— begin DATASET RECORDS —
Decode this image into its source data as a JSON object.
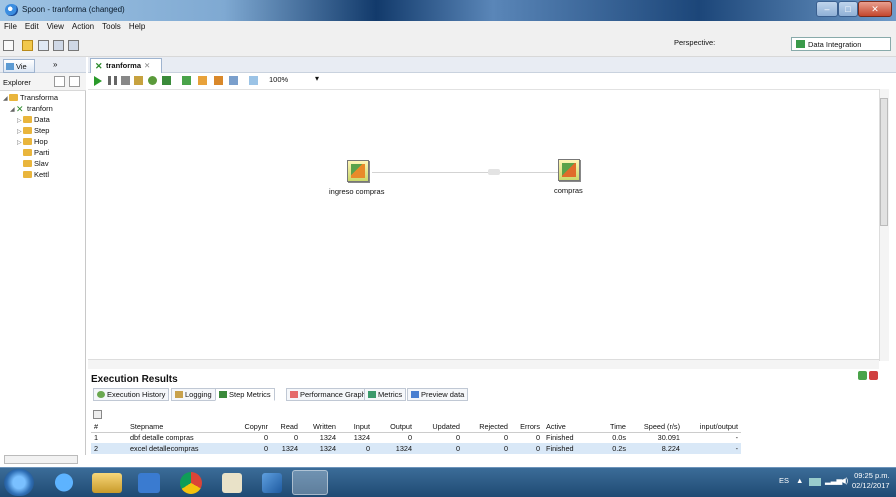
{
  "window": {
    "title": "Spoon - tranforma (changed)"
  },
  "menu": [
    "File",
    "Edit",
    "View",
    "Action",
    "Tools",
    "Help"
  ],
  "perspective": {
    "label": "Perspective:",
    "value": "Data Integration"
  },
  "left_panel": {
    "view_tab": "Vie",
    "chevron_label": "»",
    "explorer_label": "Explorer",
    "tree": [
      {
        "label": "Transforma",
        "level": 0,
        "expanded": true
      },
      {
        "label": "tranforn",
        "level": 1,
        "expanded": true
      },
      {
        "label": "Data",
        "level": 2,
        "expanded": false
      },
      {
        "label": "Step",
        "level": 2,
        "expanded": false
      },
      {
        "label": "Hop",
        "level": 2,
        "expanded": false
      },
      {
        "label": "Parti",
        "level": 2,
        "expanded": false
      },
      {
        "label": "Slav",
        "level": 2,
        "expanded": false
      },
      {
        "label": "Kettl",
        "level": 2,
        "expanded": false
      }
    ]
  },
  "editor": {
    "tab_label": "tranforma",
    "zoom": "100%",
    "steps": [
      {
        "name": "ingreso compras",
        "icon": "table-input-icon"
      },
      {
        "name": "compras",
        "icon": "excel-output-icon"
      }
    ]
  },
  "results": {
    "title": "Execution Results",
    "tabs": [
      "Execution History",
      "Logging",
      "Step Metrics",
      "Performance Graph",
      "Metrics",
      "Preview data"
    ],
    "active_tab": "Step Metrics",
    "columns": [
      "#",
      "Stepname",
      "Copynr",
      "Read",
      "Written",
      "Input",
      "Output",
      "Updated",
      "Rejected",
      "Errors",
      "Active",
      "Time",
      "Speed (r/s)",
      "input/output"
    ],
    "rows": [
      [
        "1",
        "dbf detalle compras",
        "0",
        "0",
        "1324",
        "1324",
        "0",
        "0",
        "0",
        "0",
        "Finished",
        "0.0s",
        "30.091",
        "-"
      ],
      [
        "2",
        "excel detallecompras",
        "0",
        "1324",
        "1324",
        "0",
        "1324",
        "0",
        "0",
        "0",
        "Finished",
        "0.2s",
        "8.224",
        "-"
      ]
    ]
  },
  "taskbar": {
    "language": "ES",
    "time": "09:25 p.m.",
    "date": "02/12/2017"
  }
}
— end DATASET RECORDS —
### WHAT THE TASK REQUIRES
State how many lines of the entries above include the word "excel", offering no text other than the number.

### EXERCISE OUTPUT
2